_Task instructions_. Each entry in the listing below should be restated word for word.
------------------------------------
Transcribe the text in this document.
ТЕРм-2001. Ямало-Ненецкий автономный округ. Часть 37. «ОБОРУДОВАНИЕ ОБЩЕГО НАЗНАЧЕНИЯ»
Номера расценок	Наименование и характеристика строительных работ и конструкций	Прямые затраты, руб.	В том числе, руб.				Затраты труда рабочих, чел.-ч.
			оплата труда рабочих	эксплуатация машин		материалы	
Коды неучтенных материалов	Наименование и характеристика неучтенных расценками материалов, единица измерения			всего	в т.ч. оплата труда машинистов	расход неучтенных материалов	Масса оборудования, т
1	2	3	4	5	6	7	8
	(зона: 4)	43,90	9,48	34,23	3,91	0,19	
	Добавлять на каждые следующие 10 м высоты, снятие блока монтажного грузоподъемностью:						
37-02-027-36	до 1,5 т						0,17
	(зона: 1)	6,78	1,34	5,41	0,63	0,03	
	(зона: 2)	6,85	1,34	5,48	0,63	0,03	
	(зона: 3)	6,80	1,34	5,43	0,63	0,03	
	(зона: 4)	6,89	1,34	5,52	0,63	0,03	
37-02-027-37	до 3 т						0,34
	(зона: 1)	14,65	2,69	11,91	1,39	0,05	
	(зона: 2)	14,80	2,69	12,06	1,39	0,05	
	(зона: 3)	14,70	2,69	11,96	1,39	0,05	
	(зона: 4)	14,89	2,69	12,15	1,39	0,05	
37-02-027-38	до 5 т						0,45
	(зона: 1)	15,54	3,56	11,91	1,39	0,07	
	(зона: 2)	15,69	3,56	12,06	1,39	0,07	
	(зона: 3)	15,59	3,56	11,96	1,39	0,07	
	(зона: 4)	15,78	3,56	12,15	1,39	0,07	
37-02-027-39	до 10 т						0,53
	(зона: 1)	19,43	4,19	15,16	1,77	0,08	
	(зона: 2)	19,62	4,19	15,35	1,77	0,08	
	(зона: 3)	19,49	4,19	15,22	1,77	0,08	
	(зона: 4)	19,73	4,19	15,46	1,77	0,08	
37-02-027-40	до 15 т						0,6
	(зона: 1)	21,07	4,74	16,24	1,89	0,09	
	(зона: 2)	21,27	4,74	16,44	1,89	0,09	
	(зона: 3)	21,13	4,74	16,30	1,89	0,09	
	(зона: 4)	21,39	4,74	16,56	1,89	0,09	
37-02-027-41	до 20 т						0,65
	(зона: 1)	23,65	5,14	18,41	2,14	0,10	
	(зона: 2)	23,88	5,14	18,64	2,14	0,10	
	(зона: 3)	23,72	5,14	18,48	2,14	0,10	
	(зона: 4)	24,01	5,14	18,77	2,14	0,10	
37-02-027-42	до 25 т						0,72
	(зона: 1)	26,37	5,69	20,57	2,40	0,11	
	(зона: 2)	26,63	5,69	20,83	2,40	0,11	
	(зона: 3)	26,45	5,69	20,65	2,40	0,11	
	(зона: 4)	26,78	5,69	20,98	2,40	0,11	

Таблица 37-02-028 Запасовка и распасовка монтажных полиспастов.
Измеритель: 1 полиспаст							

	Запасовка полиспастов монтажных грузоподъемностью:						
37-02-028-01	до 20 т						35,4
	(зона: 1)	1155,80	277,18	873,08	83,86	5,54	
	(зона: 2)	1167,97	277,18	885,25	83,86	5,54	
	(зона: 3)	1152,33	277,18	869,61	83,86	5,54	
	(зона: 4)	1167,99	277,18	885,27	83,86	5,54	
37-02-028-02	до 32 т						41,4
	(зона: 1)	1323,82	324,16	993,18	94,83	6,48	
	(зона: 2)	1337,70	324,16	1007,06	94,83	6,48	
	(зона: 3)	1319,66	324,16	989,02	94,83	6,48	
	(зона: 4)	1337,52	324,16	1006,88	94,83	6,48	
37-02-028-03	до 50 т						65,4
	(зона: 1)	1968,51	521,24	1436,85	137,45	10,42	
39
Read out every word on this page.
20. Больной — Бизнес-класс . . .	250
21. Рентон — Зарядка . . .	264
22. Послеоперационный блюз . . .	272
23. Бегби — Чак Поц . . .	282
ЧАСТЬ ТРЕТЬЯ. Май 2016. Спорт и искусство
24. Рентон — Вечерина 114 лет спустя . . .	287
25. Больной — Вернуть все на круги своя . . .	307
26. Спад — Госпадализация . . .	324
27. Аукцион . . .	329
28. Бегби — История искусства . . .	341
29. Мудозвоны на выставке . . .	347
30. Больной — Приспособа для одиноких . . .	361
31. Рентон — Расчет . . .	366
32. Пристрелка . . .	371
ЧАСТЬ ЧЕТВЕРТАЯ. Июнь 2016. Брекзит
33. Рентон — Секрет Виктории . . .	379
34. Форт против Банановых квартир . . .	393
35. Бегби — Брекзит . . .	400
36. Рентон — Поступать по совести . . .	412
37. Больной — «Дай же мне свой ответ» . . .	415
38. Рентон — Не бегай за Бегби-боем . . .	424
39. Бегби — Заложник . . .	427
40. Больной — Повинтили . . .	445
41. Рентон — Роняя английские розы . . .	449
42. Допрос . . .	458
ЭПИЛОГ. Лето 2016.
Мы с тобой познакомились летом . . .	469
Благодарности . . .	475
------------------------------------
_Problem solution_.
Transcribe the text in this document.
ТЕРм-2001. Ямало-Ненецкий автономный округ. Часть 37. «ОБОРУДОВАНИЕ ОБЩЕГО НАЗНАЧЕНИЯ»
Номера расценок	Наименование и характеристика строительных работ и конструкций	Прямые затраты, руб.	В том числе, руб.				Затраты труда рабочих, чел.-ч.
			оплата труда рабочих	эксплуатация машин		материалы	
Коды неучтенных материалов	Наименование и характеристика неучтенных расценками материалов, единица измерения			всего	в т.ч. оплата труда машинистов	расход неучтенных материалов	Масса оборудования, т
1	2	3	4	5	6	7	8
	(зона: 4)	43,90	9,48	34,23	3,91	0,19	
	Добавлять на каждые следующие 10 м высоты, снятие блока монтажного грузоподъемностью:						
37-02-027-36	до 1,5 т						0,17
	(зона: 1)	6,78	1,34	5,41	0,63	0,03	
	(зона: 2)	6,85	1,34	5,48	0,63	0,03	
	(зона: 3)	6,80	1,34	5,43	0,63	0,03	
	(зона: 4)	6,89	1,34	5,52	0,63	0,03	
37-02-027-37	до 3 т						0,34
	(зона: 1)	14,65	2,69	11,91	1,39	0,05	
	(зона: 2)	14,80	2,69	12,06	1,39	0,05	
	(зона: 3)	14,70	2,69	11,96	1,39	0,05	
	(зона: 4)	14,89	2,69	12,15	1,39	0,05	
37-02-027-38	до 5 т						0,45
	(зона: 1)	15,54	3,56	11,91	1,39	0,07	
	(зона: 2)	15,69	3,56	12,06	1,39	0,07	
	(зона: 3)	15,59	3,56	11,96	1,39	0,07	
	(зона: 4)	15,78	3,56	12,15	1,39	0,07	
37-02-027-39	до 10 т						0,53
	(зона: 1)	19,43	4,19	15,16	1,77	0,08	
	(зона: 2)	19,62	4,19	15,35	1,77	0,08	
	(зона: 3)	19,49	4,19	15,22	1,77	0,08	
	(зона: 4)	19,73	4,19	15,46	1,77	0,08	
37-02-027-40	до 15 т						0,6
	(зона: 1)	21,07	4,74	16,24	1,89	0,09	
	(зона: 2)	21,27	4,74	16,44	1,89	0,09	
	(зона: 3)	21,13	4,74	16,30	1,89	0,09	
	(зона: 4)	21,39	4,74	16,56	1,89	0,09	
37-02-027-41	до 20 т						0,65
	(зона: 1)	23,65	5,14	18,41	2,14	0,10	
	(зона: 2)	23,88	5,14	18,64	2,14	0,10	
	(зона: 3)	23,72	5,14	18,48	2,14	0,10	
	(зона: 4)	24,01	5,14	18,77	2,14	0,10	
37-02-027-42	до 25 т						0,72
	(зона: 1)	26,37	5,69	20,57	2,40	0,11	
	(зона: 2)	26,63	5,69	20,83	2,40	0,11	
	(зона: 3)	26,45	5,69	20,65	2,40	0,11	
	(зона: 4)	26,78	5,69	20,98	2,40	0,11	

Таблица 37-02-028 Запасовка и распасовка монтажных полиспастов.
Измеритель: 1 полиспаст							

	Запасовка полиспастов монтажных грузоподъемностью:						
37-02-028-01	до 20 т						35,4
	(зона: 1)	1155,80	277,18	873,08	83,86	5,54	
	(зона: 2)	1167,97	277,18	885,25	83,86	5,54	
	(зона: 3)	1152,33	277,18	869,61	83,86	5,54	
	(зона: 4)	1167,99	277,18	885,27	83,86	5,54	
37-02-028-02	до 32 т						41,4
	(зона: 1)	1323,82	324,16	993,18	94,83	6,48	
	(зона: 2)	1337,70	324,16	1007,06	94,83	6,48	
	(зона: 3)	1319,66	324,16	989,02	94,83	6,48	
	(зона: 4)	1337,52	324,16	1006,88	94,83	6,48	
37-02-028-03	до 50 т						65,4
	(зона: 1)	1968,51	521,24	1436,85	137,45	10,42	
39
Read out every word on this page.
20. Больной — Бизнес-класс . . .	250
21. Рентон — Зарядка . . .	264
22. Послеоперационный блюз . . .	272
23. Бегби — Чак Поц . . .	282
ЧАСТЬ ТРЕТЬЯ. Май 2016. Спорт и искусство
24. Рентон — Вечерина 114 лет спустя . . .	287
25. Больной — Вернуть все на круги своя . . .	307
26. Спад — Госпадализация . . .	324
27. Аукцион . . .	329
28. Бегби — История искусства . . .	341
29. Мудозвоны на выставке . . .	347
30. Больной — Приспособа для одиноких . . .	361
31. Рентон — Расчет . . .	366
32. Пристрелка . . .	371
ЧАСТЬ ЧЕТВЕРТАЯ. Июнь 2016. Брекзит
33. Рентон — Секрет Виктории . . .	379
34. Форт против Банановых квартир . . .	393
35. Бегби — Брекзит . . .	400
36. Рентон — Поступать по совести . . .	412
37. Больной — «Дай же мне свой ответ» . . .	415
38. Рентон — Не бегай за Бегби-боем . . .	424
39. Бегби — Заложник . . .	427
40. Больной — Повинтили . . .	445
41. Рентон — Роняя английские розы . . .	449
42. Допрос . . .	458
ЭПИЛОГ. Лето 2016.
Мы с тобой познакомились летом . . .	469
Благодарности . . .	475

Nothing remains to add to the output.